___ MATERIAL FOR THE TASK ___
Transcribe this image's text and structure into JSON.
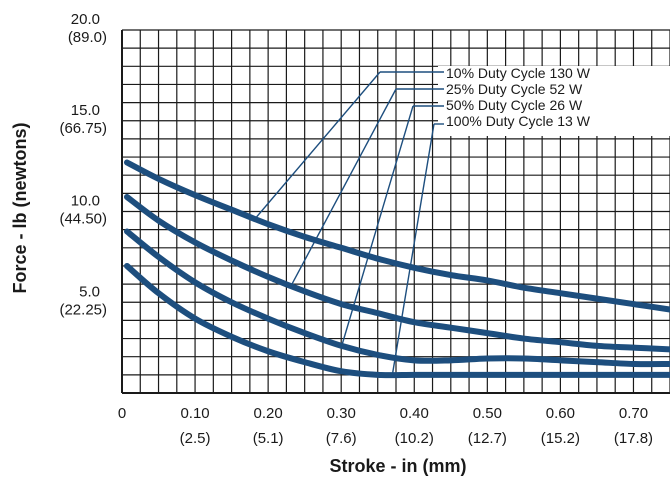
{
  "chart_data": {
    "type": "line",
    "title": "",
    "xlabel": "Stroke - in (mm)",
    "ylabel": "Force - lb (newtons)",
    "xlim": [
      0,
      0.75
    ],
    "ylim": [
      0,
      20
    ],
    "grid": true,
    "x_ticks": [
      {
        "value": 0,
        "label": "0",
        "sub": ""
      },
      {
        "value": 0.1,
        "label": "0.10",
        "sub": "(2.5)"
      },
      {
        "value": 0.2,
        "label": "0.20",
        "sub": "(5.1)"
      },
      {
        "value": 0.3,
        "label": "0.30",
        "sub": "(7.6)"
      },
      {
        "value": 0.4,
        "label": "0.40",
        "sub": "(10.2)"
      },
      {
        "value": 0.5,
        "label": "0.50",
        "sub": "(12.7)"
      },
      {
        "value": 0.6,
        "label": "0.60",
        "sub": "(15.2)"
      },
      {
        "value": 0.7,
        "label": "0.70",
        "sub": "(17.8)"
      }
    ],
    "y_ticks": [
      {
        "value": 20,
        "label": "20.0",
        "sub": "(89.0)"
      },
      {
        "value": 15,
        "label": "15.0",
        "sub": "(66.75)"
      },
      {
        "value": 10,
        "label": "10.0",
        "sub": "(44.50)"
      },
      {
        "value": 5,
        "label": "5.0",
        "sub": "(22.25)"
      }
    ],
    "series_color": "#1d4e7e",
    "series": [
      {
        "name": "10% Duty Cycle 130 W",
        "x": [
          0,
          0.05,
          0.1,
          0.15,
          0.2,
          0.25,
          0.3,
          0.35,
          0.4,
          0.45,
          0.5,
          0.55,
          0.6,
          0.65,
          0.7,
          0.75
        ],
        "y": [
          12.7,
          11.8,
          10.9,
          10.1,
          9.3,
          8.6,
          8.0,
          7.4,
          6.9,
          6.5,
          6.2,
          5.8,
          5.5,
          5.2,
          4.9,
          4.6
        ],
        "pointer": {
          "x": 0.18,
          "y": 9.5
        }
      },
      {
        "name": "25% Duty Cycle 52 W",
        "x": [
          0,
          0.05,
          0.1,
          0.15,
          0.2,
          0.25,
          0.3,
          0.35,
          0.4,
          0.45,
          0.5,
          0.55,
          0.6,
          0.65,
          0.7,
          0.75
        ],
        "y": [
          10.8,
          9.5,
          8.3,
          7.3,
          6.4,
          5.6,
          4.9,
          4.4,
          3.9,
          3.6,
          3.3,
          3.0,
          2.8,
          2.6,
          2.5,
          2.4
        ],
        "pointer": {
          "x": 0.23,
          "y": 5.8
        }
      },
      {
        "name": "50% Duty Cycle 26 W",
        "x": [
          0,
          0.05,
          0.1,
          0.15,
          0.2,
          0.25,
          0.3,
          0.35,
          0.4,
          0.45,
          0.5,
          0.55,
          0.6,
          0.65,
          0.7,
          0.75
        ],
        "y": [
          8.9,
          7.5,
          6.1,
          5.0,
          4.1,
          3.3,
          2.6,
          2.1,
          1.8,
          1.8,
          1.9,
          1.9,
          1.8,
          1.7,
          1.6,
          1.6
        ],
        "pointer": {
          "x": 0.3,
          "y": 2.5
        }
      },
      {
        "name": "100% Duty Cycle 13 W",
        "x": [
          0,
          0.05,
          0.1,
          0.15,
          0.2,
          0.25,
          0.3,
          0.35,
          0.4,
          0.45,
          0.5,
          0.55,
          0.6,
          0.65,
          0.7,
          0.75
        ],
        "y": [
          7.0,
          5.5,
          4.1,
          3.1,
          2.3,
          1.7,
          1.2,
          1.0,
          1.0,
          1.0,
          1.0,
          1.0,
          1.0,
          1.0,
          1.0,
          1.0
        ],
        "pointer": {
          "x": 0.37,
          "y": 1.0
        }
      }
    ]
  }
}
___
- TASK DETAILS
From the data above, copy each line that has the string "value".

- TASK RESULT
        "value": 0,
        "value": 0.1,
        "value": 0.2,
        "value": 0.3,
        "value": 0.4,
        "value": 0.5,
        "value": 0.6,
        "value": 0.7,
        "value": 20,
        "value": 15,
        "value": 10,
        "value": 5,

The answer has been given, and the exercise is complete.